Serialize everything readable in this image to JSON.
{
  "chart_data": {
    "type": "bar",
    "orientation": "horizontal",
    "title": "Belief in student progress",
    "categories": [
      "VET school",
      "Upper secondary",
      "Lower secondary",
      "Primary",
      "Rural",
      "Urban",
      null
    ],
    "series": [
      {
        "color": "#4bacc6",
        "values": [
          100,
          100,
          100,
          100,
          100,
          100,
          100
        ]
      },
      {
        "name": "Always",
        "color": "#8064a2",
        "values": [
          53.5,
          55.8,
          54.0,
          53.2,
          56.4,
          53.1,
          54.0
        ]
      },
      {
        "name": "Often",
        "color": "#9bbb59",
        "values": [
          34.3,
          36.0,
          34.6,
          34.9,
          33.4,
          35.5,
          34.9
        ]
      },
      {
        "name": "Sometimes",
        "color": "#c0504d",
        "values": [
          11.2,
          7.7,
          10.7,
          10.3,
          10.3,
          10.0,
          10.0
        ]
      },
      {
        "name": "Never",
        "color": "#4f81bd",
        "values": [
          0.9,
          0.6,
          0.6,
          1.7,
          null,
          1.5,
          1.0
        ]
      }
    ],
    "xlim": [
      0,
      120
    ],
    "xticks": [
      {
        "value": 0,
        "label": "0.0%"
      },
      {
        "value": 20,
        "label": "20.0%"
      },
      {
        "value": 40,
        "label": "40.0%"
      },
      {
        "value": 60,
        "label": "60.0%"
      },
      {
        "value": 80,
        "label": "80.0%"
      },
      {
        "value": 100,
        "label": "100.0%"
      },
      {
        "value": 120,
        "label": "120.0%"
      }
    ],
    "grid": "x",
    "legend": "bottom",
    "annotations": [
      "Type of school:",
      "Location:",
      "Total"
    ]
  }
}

____

**WHAT TO PRODUCE**
Send back each record exactly as it stands.

**EXPECTED ANSWER**
Serialize everything readable in this image to JSON.
{
  "chart_data": {
    "type": "bar",
    "orientation": "horizontal",
    "title": "Belief in student progress",
    "categories": [
      "VET school",
      "Upper secondary",
      "Lower secondary",
      "Primary",
      "Rural",
      "Urban",
      null
    ],
    "series": [
      {
        "color": "#4bacc6",
        "values": [
          100,
          100,
          100,
          100,
          100,
          100,
          100
        ]
      },
      {
        "name": "Always",
        "color": "#8064a2",
        "values": [
          53.5,
          55.8,
          54.0,
          53.2,
          56.4,
          53.1,
          54.0
        ]
      },
      {
        "name": "Often",
        "color": "#9bbb59",
        "values": [
          34.3,
          36.0,
          34.6,
          34.9,
          33.4,
          35.5,
          34.9
        ]
      },
      {
        "name": "Sometimes",
        "color": "#c0504d",
        "values": [
          11.2,
          7.7,
          10.7,
          10.3,
          10.3,
          10.0,
          10.0
        ]
      },
      {
        "name": "Never",
        "color": "#4f81bd",
        "values": [
          0.9,
          0.6,
          0.6,
          1.7,
          null,
          1.5,
          1.0
        ]
      }
    ],
    "xlim": [
      0,
      120
    ],
    "xticks": [
      {
        "value": 0,
        "label": "0.0%"
      },
      {
        "value": 20,
        "label": "20.0%"
      },
      {
        "value": 40,
        "label": "40.0%"
      },
      {
        "value": 60,
        "label": "60.0%"
      },
      {
        "value": 80,
        "label": "80.0%"
      },
      {
        "value": 100,
        "label": "100.0%"
      },
      {
        "value": 120,
        "label": "120.0%"
      }
    ],
    "grid": "x",
    "legend": "bottom",
    "annotations": [
      "Type of school:",
      "Location:",
      "Total"
    ]
  }
}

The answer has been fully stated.